◆ **EXERCISE BRIEF**: Return the records in full, exactly as given.

◆ **RECORDS FOR THIS TASK**:
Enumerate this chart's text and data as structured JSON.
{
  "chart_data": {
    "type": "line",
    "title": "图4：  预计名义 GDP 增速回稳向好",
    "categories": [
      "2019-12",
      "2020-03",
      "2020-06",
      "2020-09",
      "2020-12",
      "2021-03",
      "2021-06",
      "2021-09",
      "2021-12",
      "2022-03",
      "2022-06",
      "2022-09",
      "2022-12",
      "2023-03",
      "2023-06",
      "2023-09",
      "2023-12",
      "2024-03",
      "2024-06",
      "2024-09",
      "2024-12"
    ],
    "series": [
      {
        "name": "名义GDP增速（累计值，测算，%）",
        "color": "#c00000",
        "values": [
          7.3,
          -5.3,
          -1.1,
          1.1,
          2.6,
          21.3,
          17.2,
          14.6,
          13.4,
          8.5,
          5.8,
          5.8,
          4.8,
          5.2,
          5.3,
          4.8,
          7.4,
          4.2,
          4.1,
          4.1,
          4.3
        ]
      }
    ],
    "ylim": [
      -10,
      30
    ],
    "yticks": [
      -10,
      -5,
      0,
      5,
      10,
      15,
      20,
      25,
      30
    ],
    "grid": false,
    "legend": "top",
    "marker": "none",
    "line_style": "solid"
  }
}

◆ **TASK ANSWER**:
Enumerate this chart's text and data as structured JSON.
{
  "chart_data": {
    "type": "line",
    "title": "图4：  预计名义 GDP 增速回稳向好",
    "categories": [
      "2019-12",
      "2020-03",
      "2020-06",
      "2020-09",
      "2020-12",
      "2021-03",
      "2021-06",
      "2021-09",
      "2021-12",
      "2022-03",
      "2022-06",
      "2022-09",
      "2022-12",
      "2023-03",
      "2023-06",
      "2023-09",
      "2023-12",
      "2024-03",
      "2024-06",
      "2024-09",
      "2024-12"
    ],
    "series": [
      {
        "name": "名义GDP增速（累计值，测算，%）",
        "color": "#c00000",
        "values": [
          7.3,
          -5.3,
          -1.1,
          1.1,
          2.6,
          21.3,
          17.2,
          14.6,
          13.4,
          8.5,
          5.8,
          5.8,
          4.8,
          5.2,
          5.3,
          4.8,
          7.4,
          4.2,
          4.1,
          4.1,
          4.3
        ]
      }
    ],
    "ylim": [
      -10,
      30
    ],
    "yticks": [
      -10,
      -5,
      0,
      5,
      10,
      15,
      20,
      25,
      30
    ],
    "grid": false,
    "legend": "top",
    "marker": "none",
    "line_style": "solid"
  }
}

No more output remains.